§ **STATED GOAL**
The listing below should be copied in full, word for word.

Stored data entries
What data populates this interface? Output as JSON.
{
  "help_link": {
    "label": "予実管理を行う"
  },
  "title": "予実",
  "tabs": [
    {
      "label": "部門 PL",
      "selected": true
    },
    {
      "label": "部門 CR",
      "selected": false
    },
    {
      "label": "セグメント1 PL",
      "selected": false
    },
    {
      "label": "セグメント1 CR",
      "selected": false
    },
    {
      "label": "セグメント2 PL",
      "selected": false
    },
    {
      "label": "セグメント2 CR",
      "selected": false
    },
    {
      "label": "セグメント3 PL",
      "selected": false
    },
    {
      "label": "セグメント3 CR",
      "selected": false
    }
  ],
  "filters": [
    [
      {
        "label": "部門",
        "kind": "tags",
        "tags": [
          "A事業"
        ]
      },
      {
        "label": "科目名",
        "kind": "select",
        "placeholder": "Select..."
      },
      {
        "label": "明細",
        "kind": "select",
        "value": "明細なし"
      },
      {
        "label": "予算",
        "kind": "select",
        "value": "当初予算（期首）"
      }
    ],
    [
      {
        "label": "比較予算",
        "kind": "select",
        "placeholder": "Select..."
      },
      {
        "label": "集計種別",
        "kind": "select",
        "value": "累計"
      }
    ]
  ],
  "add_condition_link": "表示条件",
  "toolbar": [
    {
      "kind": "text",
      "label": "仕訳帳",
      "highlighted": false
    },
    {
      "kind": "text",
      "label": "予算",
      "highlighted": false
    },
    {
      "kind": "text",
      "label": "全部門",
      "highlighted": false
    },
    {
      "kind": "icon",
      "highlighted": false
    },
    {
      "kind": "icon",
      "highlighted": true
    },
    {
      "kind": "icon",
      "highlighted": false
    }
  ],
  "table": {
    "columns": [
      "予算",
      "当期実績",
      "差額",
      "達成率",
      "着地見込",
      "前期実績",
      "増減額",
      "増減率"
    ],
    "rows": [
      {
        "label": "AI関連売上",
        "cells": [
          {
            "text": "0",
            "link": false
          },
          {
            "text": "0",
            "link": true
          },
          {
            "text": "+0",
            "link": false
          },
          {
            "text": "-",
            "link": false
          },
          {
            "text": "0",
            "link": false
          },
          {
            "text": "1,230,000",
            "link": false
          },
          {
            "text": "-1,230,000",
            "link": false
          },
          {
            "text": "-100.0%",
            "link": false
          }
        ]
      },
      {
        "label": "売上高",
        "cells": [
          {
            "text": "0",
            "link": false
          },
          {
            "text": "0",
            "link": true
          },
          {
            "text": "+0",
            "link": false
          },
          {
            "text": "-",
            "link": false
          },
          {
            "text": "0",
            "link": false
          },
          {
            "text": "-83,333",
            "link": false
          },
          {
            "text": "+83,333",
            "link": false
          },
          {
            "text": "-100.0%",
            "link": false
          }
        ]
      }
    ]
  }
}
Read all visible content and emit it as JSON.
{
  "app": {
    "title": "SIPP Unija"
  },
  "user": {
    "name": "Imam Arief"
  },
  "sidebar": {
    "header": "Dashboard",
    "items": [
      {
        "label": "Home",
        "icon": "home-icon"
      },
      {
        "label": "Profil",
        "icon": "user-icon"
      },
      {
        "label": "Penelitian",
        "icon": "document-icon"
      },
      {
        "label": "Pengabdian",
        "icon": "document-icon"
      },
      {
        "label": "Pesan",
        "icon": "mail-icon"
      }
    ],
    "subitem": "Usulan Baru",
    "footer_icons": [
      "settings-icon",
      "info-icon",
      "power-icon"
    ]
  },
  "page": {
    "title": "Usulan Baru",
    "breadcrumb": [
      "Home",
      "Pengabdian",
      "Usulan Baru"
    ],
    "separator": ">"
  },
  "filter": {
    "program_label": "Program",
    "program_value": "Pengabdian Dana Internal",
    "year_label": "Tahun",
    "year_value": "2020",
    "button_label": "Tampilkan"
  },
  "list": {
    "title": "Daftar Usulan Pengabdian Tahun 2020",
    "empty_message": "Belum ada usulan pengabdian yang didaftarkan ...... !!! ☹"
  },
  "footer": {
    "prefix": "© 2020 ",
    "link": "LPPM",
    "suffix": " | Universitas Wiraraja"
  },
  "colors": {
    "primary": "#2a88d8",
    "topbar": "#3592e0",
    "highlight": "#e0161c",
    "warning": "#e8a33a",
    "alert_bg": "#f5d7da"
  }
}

§ **SOLUTION**
What data populates this interface? Output as JSON.
{
  "help_link": {
    "label": "予実管理を行う"
  },
  "title": "予実",
  "tabs": [
    {
      "label": "部門 PL",
      "selected": true
    },
    {
      "label": "部門 CR",
      "selected": false
    },
    {
      "label": "セグメント1 PL",
      "selected": false
    },
    {
      "label": "セグメント1 CR",
      "selected": false
    },
    {
      "label": "セグメント2 PL",
      "selected": false
    },
    {
      "label": "セグメント2 CR",
      "selected": false
    },
    {
      "label": "セグメント3 PL",
      "selected": false
    },
    {
      "label": "セグメント3 CR",
      "selected": false
    }
  ],
  "filters": [
    [
      {
        "label": "部門",
        "kind": "tags",
        "tags": [
          "A事業"
        ]
      },
      {
        "label": "科目名",
        "kind": "select",
        "placeholder": "Select..."
      },
      {
        "label": "明細",
        "kind": "select",
        "value": "明細なし"
      },
      {
        "label": "予算",
        "kind": "select",
        "value": "当初予算（期首）"
      }
    ],
    [
      {
        "label": "比較予算",
        "kind": "select",
        "placeholder": "Select..."
      },
      {
        "label": "集計種別",
        "kind": "select",
        "value": "累計"
      }
    ]
  ],
  "add_condition_link": "表示条件",
  "toolbar": [
    {
      "kind": "text",
      "label": "仕訳帳",
      "highlighted": false
    },
    {
      "kind": "text",
      "label": "予算",
      "highlighted": false
    },
    {
      "kind": "text",
      "label": "全部門",
      "highlighted": false
    },
    {
      "kind": "icon",
      "highlighted": false
    },
    {
      "kind": "icon",
      "highlighted": true
    },
    {
      "kind": "icon",
      "highlighted": false
    }
  ],
  "table": {
    "columns": [
      "予算",
      "当期実績",
      "差額",
      "達成率",
      "着地見込",
      "前期実績",
      "増減額",
      "増減率"
    ],
    "rows": [
      {
        "label": "AI関連売上",
        "cells": [
          {
            "text": "0",
            "link": false
          },
          {
            "text": "0",
            "link": true
          },
          {
            "text": "+0",
            "link": false
          },
          {
            "text": "-",
            "link": false
          },
          {
            "text": "0",
            "link": false
          },
          {
            "text": "1,230,000",
            "link": false
          },
          {
            "text": "-1,230,000",
            "link": false
          },
          {
            "text": "-100.0%",
            "link": false
          }
        ]
      },
      {
        "label": "売上高",
        "cells": [
          {
            "text": "0",
            "link": false
          },
          {
            "text": "0",
            "link": true
          },
          {
            "text": "+0",
            "link": false
          },
          {
            "text": "-",
            "link": false
          },
          {
            "text": "0",
            "link": false
          },
          {
            "text": "-83,333",
            "link": false
          },
          {
            "text": "+83,333",
            "link": false
          },
          {
            "text": "-100.0%",
            "link": false
          }
        ]
      }
    ]
  }
}
Read all visible content and emit it as JSON.
{
  "app": {
    "title": "SIPP Unija"
  },
  "user": {
    "name": "Imam Arief"
  },
  "sidebar": {
    "header": "Dashboard",
    "items": [
      {
        "label": "Home",
        "icon": "home-icon"
      },
      {
        "label": "Profil",
        "icon": "user-icon"
      },
      {
        "label": "Penelitian",
        "icon": "document-icon"
      },
      {
        "label": "Pengabdian",
        "icon": "document-icon"
      },
      {
        "label": "Pesan",
        "icon": "mail-icon"
      }
    ],
    "subitem": "Usulan Baru",
    "footer_icons": [
      "settings-icon",
      "info-icon",
      "power-icon"
    ]
  },
  "page": {
    "title": "Usulan Baru",
    "breadcrumb": [
      "Home",
      "Pengabdian",
      "Usulan Baru"
    ],
    "separator": ">"
  },
  "filter": {
    "program_label": "Program",
    "program_value": "Pengabdian Dana Internal",
    "year_label": "Tahun",
    "year_value": "2020",
    "button_label": "Tampilkan"
  },
  "list": {
    "title": "Daftar Usulan Pengabdian Tahun 2020",
    "empty_message": "Belum ada usulan pengabdian yang didaftarkan ...... !!! ☹"
  },
  "footer": {
    "prefix": "© 2020 ",
    "link": "LPPM",
    "suffix": " | Universitas Wiraraja"
  },
  "colors": {
    "primary": "#2a88d8",
    "topbar": "#3592e0",
    "highlight": "#e0161c",
    "warning": "#e8a33a",
    "alert_bg": "#f5d7da"
  }
}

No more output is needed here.